__Work to be completed__: The task calls for every line of the data to be retyped exactly.

__Task input__:

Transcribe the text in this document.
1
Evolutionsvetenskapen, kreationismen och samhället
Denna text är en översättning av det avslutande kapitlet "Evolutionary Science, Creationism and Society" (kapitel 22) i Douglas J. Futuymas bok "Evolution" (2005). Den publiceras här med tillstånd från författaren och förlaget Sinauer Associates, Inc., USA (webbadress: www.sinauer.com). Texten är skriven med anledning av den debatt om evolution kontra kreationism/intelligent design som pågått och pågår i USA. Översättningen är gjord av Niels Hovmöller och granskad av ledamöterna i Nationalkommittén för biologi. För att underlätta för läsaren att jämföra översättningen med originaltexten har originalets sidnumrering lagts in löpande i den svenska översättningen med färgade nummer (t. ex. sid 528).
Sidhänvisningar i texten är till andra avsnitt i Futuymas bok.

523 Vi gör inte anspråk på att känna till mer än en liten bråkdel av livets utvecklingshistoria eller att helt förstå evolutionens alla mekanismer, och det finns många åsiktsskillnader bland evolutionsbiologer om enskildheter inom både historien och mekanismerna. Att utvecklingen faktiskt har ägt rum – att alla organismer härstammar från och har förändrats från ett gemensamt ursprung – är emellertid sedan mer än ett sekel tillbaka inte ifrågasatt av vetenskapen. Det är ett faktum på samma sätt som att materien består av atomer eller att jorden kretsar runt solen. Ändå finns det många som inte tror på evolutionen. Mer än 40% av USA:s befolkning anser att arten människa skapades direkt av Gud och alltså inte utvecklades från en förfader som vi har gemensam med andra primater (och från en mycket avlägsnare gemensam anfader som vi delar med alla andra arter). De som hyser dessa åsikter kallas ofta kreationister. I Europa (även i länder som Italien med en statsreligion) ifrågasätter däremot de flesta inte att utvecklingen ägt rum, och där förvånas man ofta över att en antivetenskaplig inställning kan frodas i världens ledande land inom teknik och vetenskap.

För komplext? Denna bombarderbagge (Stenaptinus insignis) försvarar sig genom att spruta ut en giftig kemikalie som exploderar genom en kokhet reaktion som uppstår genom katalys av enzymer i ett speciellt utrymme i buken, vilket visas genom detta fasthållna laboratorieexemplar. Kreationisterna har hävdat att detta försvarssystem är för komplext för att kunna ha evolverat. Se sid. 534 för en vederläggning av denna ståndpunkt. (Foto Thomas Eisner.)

__Completed exercise__:
Transcribe the text in this document.
1
Evolutionsvetenskapen, kreationismen och samhället
Denna text är en översättning av det avslutande kapitlet "Evolutionary Science, Creationism and Society" (kapitel 22) i Douglas J. Futuymas bok "Evolution" (2005). Den publiceras här med tillstånd från författaren och förlaget Sinauer Associates, Inc., USA (webbadress: www.sinauer.com). Texten är skriven med anledning av den debatt om evolution kontra kreationism/intelligent design som pågått och pågår i USA. Översättningen är gjord av Niels Hovmöller och granskad av ledamöterna i Nationalkommittén för biologi. För att underlätta för läsaren att jämföra översättningen med originaltexten har originalets sidnumrering lagts in löpande i den svenska översättningen med färgade nummer (t. ex. sid 528).
Sidhänvisningar i texten är till andra avsnitt i Futuymas bok.

523 Vi gör inte anspråk på att känna till mer än en liten bråkdel av livets utvecklingshistoria eller att helt förstå evolutionens alla mekanismer, och det finns många åsiktsskillnader bland evolutionsbiologer om enskildheter inom både historien och mekanismerna. Att utvecklingen faktiskt har ägt rum – att alla organismer härstammar från och har förändrats från ett gemensamt ursprung – är emellertid sedan mer än ett sekel tillbaka inte ifrågasatt av vetenskapen. Det är ett faktum på samma sätt som att materien består av atomer eller att jorden kretsar runt solen. Ändå finns det många som inte tror på evolutionen. Mer än 40% av USA:s befolkning anser att arten människa skapades direkt av Gud och alltså inte utvecklades från en förfader som vi har gemensam med andra primater (och från en mycket avlägsnare gemensam anfader som vi delar med alla andra arter). De som hyser dessa åsikter kallas ofta kreationister. I Europa (även i länder som Italien med en statsreligion) ifrågasätter däremot de flesta inte att utvecklingen ägt rum, och där förvånas man ofta över att en antivetenskaplig inställning kan frodas i världens ledande land inom teknik och vetenskap.

För komplext? Denna bombarderbagge (Stenaptinus insignis) försvarar sig genom att spruta ut en giftig kemikalie som exploderar genom en kokhet reaktion som uppstår genom katalys av enzymer i ett speciellt utrymme i buken, vilket visas genom detta fasthållna laboratorieexemplar. Kreationisterna har hävdat att detta försvarssystem är för komplext för att kunna ha evolverat. Se sid. 534 för en vederläggning av denna ståndpunkt. (Foto Thomas Eisner.)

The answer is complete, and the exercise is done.